**WHAT NEEDS TO BE DONE:** Transcribe the following lines verbatim, beginning at the line containing "date-separator: December 13: [412, 8, 668, 78]" and continuing through the line containing "message-timestamp: 12:01 AM: [738, 455, 861, 487]".

-- Start of DATASET ROWS --

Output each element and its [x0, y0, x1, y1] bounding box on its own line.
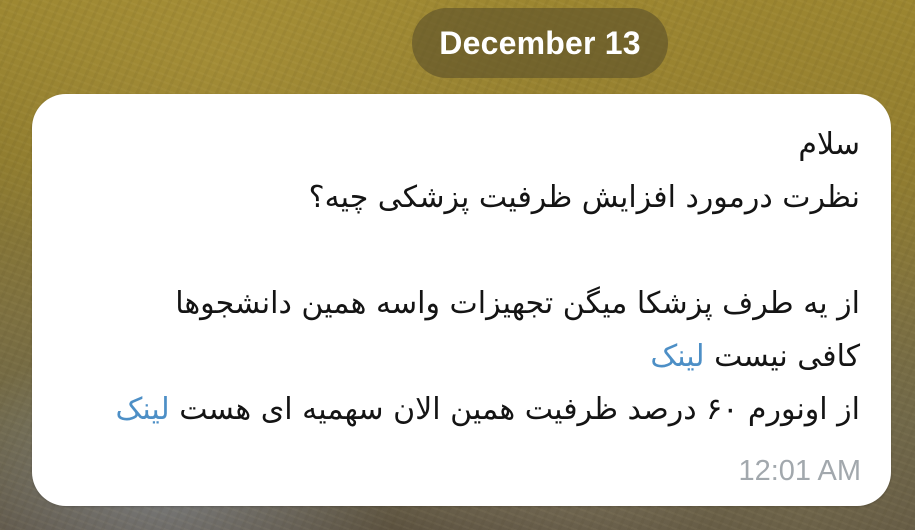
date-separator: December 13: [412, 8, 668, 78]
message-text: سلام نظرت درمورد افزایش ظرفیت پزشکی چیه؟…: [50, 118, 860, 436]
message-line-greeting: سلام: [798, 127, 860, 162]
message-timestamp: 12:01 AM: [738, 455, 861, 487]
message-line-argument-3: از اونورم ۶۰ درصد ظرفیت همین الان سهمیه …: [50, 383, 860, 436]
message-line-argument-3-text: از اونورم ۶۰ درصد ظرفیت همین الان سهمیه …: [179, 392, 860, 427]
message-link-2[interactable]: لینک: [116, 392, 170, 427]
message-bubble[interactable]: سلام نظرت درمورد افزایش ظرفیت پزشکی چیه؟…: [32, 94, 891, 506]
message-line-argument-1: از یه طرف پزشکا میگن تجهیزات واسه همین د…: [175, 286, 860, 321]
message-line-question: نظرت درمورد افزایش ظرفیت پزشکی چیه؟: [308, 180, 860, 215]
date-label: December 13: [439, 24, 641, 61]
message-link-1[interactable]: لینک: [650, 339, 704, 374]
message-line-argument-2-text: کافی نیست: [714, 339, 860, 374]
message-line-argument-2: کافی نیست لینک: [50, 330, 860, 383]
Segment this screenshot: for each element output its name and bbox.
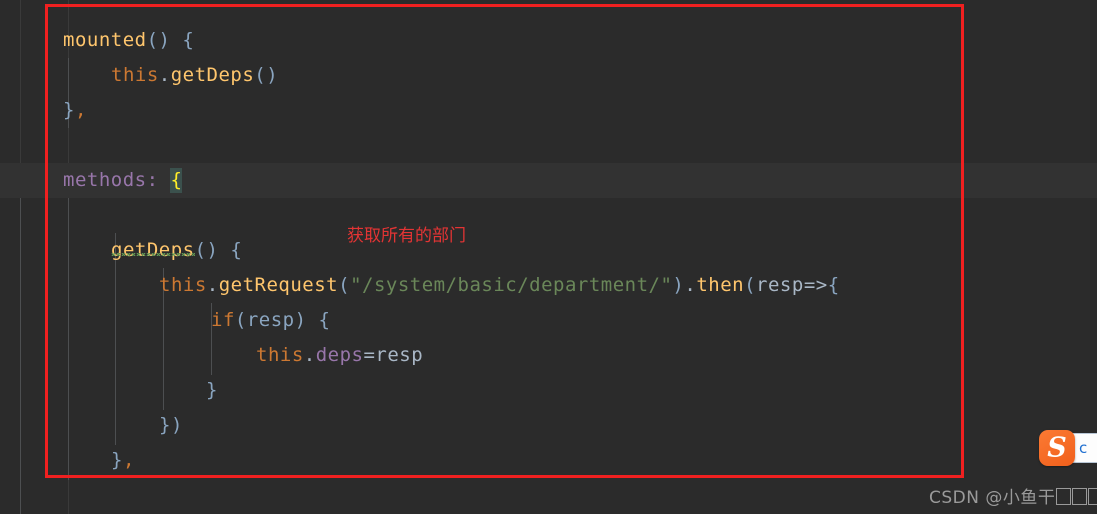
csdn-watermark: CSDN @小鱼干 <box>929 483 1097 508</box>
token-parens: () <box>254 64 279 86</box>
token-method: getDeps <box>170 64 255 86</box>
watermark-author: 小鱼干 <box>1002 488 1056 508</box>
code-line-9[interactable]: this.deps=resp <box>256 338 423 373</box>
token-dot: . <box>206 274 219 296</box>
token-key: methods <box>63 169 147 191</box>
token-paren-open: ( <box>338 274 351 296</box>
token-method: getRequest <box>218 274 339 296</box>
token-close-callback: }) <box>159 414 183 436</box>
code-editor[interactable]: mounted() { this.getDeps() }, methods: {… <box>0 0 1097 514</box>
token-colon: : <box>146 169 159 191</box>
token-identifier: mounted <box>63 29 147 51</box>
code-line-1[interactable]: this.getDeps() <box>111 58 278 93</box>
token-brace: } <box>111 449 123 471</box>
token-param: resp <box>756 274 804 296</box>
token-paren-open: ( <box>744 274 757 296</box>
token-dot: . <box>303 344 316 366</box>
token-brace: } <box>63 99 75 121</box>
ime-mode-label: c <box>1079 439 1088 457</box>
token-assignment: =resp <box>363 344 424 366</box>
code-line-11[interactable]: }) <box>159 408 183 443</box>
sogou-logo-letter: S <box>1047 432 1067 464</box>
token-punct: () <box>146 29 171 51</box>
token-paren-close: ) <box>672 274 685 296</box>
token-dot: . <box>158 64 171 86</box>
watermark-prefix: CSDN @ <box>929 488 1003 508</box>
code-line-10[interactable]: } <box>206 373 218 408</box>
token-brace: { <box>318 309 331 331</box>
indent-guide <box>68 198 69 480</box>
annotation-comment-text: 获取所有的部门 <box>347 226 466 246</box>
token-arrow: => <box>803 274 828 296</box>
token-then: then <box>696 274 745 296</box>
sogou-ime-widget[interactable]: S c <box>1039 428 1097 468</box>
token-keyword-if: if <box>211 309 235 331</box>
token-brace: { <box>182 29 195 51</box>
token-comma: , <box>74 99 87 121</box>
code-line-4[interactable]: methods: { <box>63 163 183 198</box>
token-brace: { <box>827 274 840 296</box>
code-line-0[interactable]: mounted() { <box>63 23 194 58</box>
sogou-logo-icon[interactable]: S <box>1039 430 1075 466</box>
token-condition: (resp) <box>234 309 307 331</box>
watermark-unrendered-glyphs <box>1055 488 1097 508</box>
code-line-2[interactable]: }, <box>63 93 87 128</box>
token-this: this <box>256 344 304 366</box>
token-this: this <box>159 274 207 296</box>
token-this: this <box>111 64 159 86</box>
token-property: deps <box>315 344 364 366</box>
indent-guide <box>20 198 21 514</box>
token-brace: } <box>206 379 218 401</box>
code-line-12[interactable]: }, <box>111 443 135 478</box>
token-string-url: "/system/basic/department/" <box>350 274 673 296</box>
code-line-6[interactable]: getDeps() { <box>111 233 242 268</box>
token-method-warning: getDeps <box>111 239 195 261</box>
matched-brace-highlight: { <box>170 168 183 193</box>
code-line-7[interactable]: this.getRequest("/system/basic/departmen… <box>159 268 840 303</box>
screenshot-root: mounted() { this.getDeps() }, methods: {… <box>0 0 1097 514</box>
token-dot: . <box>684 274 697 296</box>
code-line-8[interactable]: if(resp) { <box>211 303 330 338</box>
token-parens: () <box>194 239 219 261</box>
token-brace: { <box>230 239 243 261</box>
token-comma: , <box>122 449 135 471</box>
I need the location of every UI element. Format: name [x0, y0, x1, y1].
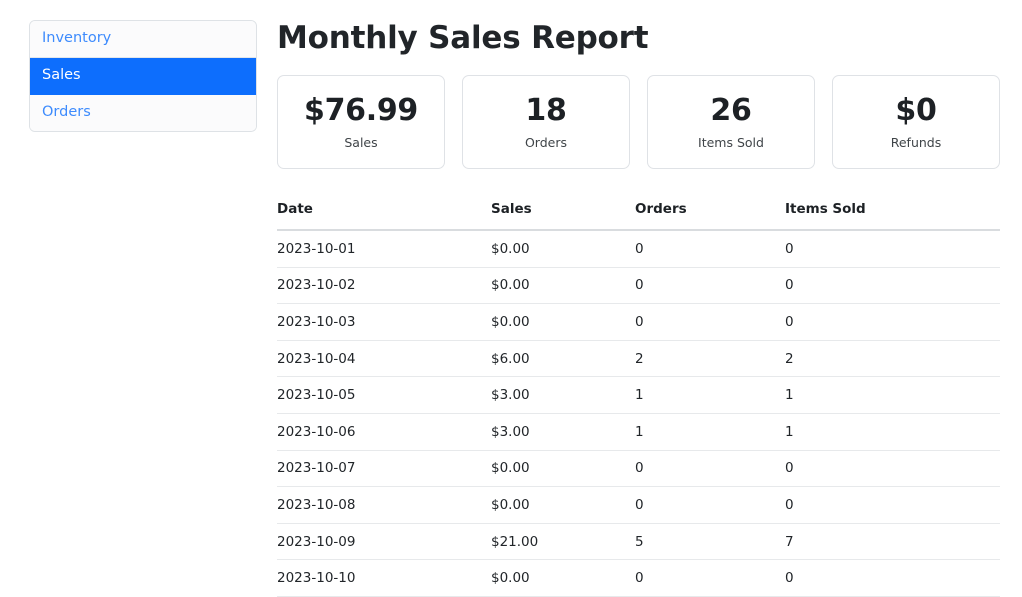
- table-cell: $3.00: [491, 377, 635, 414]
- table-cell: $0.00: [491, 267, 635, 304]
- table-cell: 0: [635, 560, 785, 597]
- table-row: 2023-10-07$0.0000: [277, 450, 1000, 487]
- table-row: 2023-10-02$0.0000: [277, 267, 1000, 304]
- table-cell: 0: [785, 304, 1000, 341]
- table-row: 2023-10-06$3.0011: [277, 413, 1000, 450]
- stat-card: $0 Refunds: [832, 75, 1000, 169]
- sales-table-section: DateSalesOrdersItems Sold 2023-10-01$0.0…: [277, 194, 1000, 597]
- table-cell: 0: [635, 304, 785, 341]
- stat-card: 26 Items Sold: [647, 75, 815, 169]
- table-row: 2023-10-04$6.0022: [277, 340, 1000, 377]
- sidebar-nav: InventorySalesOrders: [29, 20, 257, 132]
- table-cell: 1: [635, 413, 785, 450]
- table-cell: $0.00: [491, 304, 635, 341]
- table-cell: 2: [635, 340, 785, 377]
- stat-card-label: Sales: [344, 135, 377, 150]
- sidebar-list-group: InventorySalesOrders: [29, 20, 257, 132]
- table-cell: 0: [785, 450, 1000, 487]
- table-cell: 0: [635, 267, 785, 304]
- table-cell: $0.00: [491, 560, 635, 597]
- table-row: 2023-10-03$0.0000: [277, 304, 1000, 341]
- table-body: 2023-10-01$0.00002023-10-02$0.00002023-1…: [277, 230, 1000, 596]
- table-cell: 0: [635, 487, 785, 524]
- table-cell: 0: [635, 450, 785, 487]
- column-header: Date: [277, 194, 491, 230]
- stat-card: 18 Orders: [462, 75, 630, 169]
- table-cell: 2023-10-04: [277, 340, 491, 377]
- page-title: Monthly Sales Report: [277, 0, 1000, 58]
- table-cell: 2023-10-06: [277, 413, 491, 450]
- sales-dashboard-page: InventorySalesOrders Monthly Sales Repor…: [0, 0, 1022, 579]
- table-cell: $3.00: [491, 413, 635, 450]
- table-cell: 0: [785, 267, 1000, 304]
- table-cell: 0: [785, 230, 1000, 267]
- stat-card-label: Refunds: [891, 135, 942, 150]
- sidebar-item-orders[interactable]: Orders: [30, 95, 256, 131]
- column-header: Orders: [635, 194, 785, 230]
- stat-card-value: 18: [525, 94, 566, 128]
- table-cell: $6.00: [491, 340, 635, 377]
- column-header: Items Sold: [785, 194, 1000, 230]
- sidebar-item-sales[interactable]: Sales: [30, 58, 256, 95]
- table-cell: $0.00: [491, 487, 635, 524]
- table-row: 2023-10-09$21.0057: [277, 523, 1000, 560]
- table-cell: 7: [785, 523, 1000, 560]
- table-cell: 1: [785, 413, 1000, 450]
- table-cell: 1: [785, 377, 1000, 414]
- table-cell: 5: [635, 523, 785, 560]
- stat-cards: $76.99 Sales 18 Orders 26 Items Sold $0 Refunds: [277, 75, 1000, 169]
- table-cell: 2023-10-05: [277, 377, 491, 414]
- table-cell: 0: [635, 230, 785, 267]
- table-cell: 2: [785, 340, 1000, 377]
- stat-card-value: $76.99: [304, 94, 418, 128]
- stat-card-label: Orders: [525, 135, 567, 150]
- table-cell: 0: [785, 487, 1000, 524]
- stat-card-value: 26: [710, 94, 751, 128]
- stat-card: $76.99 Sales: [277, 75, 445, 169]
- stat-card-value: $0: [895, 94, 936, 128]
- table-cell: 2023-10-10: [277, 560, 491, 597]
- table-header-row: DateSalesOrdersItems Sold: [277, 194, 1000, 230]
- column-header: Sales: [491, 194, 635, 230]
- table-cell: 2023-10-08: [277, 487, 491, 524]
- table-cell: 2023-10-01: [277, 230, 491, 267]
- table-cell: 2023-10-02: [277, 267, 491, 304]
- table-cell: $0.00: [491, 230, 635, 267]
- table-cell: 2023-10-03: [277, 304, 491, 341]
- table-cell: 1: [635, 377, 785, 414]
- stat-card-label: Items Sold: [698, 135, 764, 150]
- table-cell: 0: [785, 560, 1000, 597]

-- End of DATASET ROWS --

**ANSWER FOR THE TASK:**
date-separator: December 13: [412, 8, 668, 78]
message-text: سلام نظرت درمورد افزایش ظرفیت پزشکی چیه؟…: [50, 118, 860, 436]
message-line-greeting: سلام: [798, 127, 860, 162]
message-timestamp: 12:01 AM: [738, 455, 861, 487]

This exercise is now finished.